Find every line with "JSON" in it, then report how many there are and nothing more.

** start EXTRACTED INFORMATION **

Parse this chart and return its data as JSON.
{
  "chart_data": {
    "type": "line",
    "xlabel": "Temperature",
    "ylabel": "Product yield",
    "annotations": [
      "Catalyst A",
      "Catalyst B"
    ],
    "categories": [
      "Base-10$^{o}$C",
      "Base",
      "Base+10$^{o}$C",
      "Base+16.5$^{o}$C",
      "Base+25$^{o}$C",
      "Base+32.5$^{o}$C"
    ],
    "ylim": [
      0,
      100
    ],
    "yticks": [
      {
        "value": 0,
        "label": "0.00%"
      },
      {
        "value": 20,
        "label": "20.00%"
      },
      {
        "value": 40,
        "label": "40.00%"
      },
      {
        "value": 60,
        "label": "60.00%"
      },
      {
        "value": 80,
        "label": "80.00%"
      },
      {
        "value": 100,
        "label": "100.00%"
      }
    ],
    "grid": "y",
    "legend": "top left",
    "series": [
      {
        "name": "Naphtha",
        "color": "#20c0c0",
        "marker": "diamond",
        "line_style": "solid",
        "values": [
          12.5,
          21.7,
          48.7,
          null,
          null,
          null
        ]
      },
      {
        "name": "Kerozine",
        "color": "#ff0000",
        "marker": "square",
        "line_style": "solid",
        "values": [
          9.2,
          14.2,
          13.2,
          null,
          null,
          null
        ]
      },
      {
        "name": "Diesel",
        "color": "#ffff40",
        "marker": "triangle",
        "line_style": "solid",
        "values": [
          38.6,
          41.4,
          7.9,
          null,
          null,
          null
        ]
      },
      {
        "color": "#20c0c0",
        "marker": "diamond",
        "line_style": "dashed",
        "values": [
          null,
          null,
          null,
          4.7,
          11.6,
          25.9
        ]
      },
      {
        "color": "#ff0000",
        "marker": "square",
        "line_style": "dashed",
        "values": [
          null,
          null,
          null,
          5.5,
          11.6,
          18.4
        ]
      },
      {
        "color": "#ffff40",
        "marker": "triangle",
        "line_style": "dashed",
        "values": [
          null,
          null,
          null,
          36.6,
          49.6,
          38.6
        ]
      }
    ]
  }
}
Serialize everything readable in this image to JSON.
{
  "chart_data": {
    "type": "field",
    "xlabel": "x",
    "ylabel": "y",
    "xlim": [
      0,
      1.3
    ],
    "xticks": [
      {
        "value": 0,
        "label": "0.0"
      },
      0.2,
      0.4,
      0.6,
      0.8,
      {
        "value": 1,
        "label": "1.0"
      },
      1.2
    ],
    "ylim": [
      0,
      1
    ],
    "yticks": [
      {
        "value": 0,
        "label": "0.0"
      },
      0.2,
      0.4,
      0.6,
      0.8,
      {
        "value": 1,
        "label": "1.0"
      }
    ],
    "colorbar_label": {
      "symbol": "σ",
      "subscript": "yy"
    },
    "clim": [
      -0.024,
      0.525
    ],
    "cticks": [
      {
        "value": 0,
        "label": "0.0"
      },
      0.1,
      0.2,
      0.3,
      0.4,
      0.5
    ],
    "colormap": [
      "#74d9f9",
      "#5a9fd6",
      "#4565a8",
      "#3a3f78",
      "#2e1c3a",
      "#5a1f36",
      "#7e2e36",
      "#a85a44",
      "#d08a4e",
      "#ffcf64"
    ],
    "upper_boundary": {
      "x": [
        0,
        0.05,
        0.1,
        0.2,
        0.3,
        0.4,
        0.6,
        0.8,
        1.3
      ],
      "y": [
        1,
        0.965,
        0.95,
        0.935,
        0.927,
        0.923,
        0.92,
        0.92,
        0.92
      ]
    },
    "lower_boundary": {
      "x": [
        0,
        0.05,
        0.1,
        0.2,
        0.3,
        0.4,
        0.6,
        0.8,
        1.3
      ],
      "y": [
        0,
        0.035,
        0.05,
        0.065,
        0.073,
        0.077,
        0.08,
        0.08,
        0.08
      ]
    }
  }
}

** end EXTRACTED INFORMATION **

*CORRECT OUTPUT*: 2